**OBJETIVO DEL EJERCICIO**
Continúa el texto sobre el libro «Los premios Darwin» a partir de su última oración.

**TEXTO DE LECTURA**
- - - -

Si Michael Moore ha demostrado que los norteamericanos son bípedos tan inconscientes que no merecen tener armas en su casa, el libro de Northcutt añade evidencias al respecto: en 1992, Ken Bargey de Carolina del Norte, quiso contestar el auricular cuando fue despertado por el sonido del teléfono, pero en lugar de eso tomó una Smith&Wesson .38 Especial que tenía cerca de su cama, que se descargó cuando se la acercó al oído. El mismo Moore en su ya indispensable documental Bowling for Columbine relata lo sucedido con un aficionado a las armas que quiso fotografiar a su perro disfrazado de cazador (con todo y rifle), y que fue asesinado de manera accidental por el animal (me refiero al perro, que por cierto no fue enjuiciado).

De esta manera “Los premios Darwin” nos invitan a un recorrido tragicómico que incluye, entre otros, a seis egipcios que mueren ahogados al intentar salvar a una gallina (que sí sobrevivió), a un terrorista que abre su propia carta bomba devuelta por franqueo insuficiente, a un hombre que intentó ganarle el paso a un tren pero que no contaba que del lado contrario otro imbécil había tenido la misma idea (provocando un aparatoso choque), a la maniática coleccionista de cosas que muere atrapada cuando sus preciados objetos le caen encima, a un herrero ruso que había usado una bala para tanque como yunque durante diez años hasta que se dio cuenta de que era una mala idea cuando ésta le explotó, a los ladrones de una antigua tumba china que mueren a causa de los gases tóxicos que había en dicha tumba, al ladrón primerizo que intentó robar una tienda... de armas (precisamente), al individuo que quiso jugar a las caricaturas y le adaptó a su automóvil un cohete de combustible sólido (como el que usaba el Coyote para perseguir al Correcaminos) sólo para morir estrellado en un precipicio, al hombre que murió aplastado por una máquina de refrescos de cola a la que pretendía sacar un refresco gratis pese a que tenía en los bolsillos $25 dólares en billetes y $3 en monedas y al decepcionado amoroso que sube a una torre de alta tensión (alejado a cierta distancia de los cables) para beberse una cervezas y que por la flojera de bajar, orina desde esa altura y muere electrocutado porque, como muchos saben, al agua salada es buena conductora de electricidad.

- - - -

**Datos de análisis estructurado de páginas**
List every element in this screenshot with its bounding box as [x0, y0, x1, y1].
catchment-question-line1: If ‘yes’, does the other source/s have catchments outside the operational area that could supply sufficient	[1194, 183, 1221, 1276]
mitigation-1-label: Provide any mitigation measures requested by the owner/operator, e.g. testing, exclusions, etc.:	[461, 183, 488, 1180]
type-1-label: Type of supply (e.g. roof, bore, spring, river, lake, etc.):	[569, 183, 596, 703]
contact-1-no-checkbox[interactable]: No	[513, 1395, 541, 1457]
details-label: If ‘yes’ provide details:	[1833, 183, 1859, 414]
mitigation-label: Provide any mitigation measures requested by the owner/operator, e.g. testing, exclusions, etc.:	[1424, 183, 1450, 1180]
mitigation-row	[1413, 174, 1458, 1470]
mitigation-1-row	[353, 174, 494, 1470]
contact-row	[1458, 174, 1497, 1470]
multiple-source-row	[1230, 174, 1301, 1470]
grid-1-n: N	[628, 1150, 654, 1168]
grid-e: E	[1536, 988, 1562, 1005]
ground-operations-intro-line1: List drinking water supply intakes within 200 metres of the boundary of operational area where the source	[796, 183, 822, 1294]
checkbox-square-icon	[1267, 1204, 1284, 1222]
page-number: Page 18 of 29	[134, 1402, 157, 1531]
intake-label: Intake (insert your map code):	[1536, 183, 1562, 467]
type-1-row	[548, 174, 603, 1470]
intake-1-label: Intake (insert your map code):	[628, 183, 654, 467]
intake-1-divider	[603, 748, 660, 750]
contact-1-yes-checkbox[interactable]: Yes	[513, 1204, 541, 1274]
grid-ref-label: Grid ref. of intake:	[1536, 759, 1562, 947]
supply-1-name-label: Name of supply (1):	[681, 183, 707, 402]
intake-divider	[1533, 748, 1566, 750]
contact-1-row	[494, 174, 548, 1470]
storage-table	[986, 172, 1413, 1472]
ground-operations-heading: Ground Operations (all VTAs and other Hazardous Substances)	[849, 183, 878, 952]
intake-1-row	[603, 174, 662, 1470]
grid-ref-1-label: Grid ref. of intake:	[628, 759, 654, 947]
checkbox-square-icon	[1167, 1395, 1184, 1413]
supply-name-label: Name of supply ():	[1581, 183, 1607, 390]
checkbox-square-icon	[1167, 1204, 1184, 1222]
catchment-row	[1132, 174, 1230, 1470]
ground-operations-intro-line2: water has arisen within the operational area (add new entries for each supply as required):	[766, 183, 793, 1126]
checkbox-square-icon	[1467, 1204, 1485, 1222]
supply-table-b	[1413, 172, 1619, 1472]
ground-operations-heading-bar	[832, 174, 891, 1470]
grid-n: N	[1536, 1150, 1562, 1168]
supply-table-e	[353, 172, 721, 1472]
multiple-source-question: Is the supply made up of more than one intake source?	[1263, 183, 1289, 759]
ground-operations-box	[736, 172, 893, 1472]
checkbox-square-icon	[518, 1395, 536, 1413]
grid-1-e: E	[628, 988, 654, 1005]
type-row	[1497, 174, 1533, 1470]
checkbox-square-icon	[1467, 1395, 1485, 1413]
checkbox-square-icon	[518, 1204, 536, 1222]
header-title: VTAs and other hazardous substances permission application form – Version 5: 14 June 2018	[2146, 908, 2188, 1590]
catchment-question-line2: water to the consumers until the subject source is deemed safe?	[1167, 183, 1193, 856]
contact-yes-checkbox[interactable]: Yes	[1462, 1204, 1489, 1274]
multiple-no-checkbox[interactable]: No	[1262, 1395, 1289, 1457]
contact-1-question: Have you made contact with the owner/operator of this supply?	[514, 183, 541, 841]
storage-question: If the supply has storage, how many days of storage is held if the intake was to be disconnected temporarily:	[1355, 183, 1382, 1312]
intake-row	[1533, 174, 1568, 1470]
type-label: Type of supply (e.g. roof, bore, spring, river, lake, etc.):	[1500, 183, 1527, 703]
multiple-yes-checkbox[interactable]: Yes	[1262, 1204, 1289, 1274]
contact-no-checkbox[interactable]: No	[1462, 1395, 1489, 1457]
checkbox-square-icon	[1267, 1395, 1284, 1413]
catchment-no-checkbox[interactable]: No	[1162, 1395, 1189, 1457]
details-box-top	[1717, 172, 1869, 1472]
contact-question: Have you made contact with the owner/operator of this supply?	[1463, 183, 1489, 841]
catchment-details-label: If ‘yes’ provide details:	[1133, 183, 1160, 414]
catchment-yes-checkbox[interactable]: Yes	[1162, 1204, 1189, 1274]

- - - -

**RESULTADO DEL EJERCICIO**
Dos de los casos recopilados me parecieron bastante representativos de la estupidez humana y a continuación los transcribo:

1. Un campesino polaco, Krystof Azninski, podría calificarse como el hombre más “macho” de Europa al decapitarse él solo. Azninski, de 30 años, había estado bebiendo con amigos cuando alguien sugirió que se desnudaran y jugaran algunos “juegos de hombres”. Comenzaron por golpearse uno a otro en la cabeza con carámbanos, pero luego un hombre tomó una sierra de cadena y se cortó la punta del pie. No queriendo quedarse atrás, Azninski tomó la sierra y gritó “¡Miren esto, entonces!”, giró la sierra eléctrica hacia su propia cabeza y se la cortó. “Es raro,” dijo un compañero, “porque cuando era joven, le gustaba ponerse la ropa interior de su hermana. Pero murió como un hombre.” (Agencia Reuters, Londres, 1996) (No es “Jackass”, lo sé; pero sin duda merecería serlo).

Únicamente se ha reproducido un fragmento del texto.